----- Information supplied -----
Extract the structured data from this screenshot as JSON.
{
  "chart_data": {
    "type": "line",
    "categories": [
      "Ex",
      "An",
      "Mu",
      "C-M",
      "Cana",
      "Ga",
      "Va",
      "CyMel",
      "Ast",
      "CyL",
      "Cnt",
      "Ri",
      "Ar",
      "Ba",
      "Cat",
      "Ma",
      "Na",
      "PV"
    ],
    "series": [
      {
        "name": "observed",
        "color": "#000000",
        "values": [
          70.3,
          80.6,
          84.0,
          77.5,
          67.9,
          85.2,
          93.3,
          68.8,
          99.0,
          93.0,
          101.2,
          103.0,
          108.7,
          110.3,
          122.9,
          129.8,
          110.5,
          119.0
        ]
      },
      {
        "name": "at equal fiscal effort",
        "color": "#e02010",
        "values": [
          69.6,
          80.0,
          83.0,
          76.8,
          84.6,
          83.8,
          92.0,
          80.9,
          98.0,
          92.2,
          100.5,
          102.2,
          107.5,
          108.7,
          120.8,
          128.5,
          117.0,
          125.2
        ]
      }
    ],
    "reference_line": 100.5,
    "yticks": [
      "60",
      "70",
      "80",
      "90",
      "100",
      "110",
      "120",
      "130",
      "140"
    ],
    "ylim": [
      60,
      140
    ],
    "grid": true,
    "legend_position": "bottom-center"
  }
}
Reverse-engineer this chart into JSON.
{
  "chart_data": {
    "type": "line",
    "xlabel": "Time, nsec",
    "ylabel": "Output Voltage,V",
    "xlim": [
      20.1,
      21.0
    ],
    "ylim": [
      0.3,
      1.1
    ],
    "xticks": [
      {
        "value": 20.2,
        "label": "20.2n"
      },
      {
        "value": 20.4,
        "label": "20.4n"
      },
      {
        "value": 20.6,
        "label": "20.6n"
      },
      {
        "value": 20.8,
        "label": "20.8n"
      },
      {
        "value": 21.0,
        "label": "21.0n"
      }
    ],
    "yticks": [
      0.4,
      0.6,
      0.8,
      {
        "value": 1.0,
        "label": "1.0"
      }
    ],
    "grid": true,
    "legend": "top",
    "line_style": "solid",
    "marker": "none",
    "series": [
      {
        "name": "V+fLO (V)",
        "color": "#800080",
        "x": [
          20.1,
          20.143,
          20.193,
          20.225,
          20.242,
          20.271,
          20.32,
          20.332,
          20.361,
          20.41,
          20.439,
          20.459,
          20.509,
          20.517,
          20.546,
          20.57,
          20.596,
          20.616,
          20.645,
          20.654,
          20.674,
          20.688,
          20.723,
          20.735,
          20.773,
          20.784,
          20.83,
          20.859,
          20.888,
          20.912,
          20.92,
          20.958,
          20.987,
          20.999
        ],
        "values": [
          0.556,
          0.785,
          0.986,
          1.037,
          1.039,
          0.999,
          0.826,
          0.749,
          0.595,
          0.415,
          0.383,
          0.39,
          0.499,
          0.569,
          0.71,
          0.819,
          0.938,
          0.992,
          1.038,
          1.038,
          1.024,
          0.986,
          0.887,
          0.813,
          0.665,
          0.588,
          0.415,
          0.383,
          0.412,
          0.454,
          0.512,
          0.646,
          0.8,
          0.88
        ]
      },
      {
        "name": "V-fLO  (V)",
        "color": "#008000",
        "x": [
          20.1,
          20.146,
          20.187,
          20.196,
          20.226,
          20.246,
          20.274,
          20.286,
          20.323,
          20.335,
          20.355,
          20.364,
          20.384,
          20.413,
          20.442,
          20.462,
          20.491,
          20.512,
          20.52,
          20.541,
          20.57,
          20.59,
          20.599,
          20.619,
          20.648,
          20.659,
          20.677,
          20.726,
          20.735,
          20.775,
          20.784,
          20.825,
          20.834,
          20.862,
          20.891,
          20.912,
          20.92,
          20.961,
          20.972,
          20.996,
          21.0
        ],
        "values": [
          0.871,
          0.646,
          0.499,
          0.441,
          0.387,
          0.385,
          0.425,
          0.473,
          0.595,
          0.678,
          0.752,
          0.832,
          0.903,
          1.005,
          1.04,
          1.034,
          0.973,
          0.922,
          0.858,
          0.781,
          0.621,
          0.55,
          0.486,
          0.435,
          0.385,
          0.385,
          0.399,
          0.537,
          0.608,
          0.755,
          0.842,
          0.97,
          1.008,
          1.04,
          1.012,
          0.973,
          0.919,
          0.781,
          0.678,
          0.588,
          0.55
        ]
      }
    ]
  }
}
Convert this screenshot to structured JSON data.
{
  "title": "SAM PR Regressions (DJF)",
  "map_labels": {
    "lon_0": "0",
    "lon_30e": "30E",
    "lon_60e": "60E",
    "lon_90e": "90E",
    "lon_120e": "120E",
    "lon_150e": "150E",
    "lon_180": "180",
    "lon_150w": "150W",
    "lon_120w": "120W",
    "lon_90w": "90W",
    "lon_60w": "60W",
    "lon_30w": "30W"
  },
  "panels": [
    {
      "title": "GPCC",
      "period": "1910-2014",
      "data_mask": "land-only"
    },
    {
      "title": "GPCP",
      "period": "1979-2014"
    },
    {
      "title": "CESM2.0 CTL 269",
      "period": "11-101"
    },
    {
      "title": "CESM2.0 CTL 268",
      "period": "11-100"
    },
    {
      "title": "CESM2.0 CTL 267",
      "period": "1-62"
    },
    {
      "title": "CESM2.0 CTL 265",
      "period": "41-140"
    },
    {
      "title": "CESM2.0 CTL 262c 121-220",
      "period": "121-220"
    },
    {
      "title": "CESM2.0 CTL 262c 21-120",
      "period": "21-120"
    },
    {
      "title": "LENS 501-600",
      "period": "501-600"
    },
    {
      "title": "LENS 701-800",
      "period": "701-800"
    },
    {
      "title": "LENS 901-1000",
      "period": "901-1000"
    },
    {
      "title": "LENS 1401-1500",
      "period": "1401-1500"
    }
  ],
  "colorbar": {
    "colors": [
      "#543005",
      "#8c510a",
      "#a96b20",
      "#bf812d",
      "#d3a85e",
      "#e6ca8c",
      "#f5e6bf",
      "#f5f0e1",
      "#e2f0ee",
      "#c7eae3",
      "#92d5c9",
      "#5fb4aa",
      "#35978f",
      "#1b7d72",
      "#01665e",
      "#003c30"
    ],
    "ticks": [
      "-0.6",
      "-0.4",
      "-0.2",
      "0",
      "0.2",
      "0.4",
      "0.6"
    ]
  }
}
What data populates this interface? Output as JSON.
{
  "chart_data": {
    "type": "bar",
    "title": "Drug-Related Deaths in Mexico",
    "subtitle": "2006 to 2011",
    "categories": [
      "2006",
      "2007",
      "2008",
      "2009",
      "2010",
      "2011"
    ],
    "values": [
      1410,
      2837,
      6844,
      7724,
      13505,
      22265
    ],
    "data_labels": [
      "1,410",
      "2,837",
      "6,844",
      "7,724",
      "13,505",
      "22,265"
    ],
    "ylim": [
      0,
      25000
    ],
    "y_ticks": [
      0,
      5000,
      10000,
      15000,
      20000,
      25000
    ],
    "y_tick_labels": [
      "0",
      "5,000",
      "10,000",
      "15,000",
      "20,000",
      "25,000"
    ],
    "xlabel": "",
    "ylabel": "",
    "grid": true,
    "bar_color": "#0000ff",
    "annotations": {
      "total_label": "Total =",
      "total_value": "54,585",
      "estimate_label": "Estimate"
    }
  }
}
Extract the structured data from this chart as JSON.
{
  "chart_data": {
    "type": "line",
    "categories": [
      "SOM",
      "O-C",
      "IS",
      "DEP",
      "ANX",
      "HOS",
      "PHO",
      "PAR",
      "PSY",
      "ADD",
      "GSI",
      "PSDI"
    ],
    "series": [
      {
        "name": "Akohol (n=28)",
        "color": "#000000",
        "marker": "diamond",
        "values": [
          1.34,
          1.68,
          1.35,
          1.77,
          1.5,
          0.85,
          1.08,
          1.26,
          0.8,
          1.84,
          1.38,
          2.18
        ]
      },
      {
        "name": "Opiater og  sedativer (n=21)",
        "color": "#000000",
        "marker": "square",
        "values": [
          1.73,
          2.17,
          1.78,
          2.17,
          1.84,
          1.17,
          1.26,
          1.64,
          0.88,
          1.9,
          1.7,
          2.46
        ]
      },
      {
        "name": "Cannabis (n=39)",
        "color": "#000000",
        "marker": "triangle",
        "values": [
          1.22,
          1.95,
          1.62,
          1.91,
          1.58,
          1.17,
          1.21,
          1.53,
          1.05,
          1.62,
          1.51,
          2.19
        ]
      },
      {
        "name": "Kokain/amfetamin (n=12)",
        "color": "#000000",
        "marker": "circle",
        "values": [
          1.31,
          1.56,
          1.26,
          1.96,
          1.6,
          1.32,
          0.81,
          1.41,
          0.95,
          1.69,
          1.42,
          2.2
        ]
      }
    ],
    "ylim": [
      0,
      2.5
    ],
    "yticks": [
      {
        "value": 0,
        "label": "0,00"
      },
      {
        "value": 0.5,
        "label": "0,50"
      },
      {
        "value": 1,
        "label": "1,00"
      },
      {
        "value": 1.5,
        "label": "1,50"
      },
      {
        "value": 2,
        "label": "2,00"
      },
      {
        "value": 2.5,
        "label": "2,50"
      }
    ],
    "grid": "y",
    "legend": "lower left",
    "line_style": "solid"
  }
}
-----
[Do this]
Locate and copy each line in the data above that includes the word "LENS".

[Finished exercise]
      "title": "LENS 501-600",
      "title": "LENS 701-800",
      "title": "LENS 901-1000",
      "title": "LENS 1401-1500",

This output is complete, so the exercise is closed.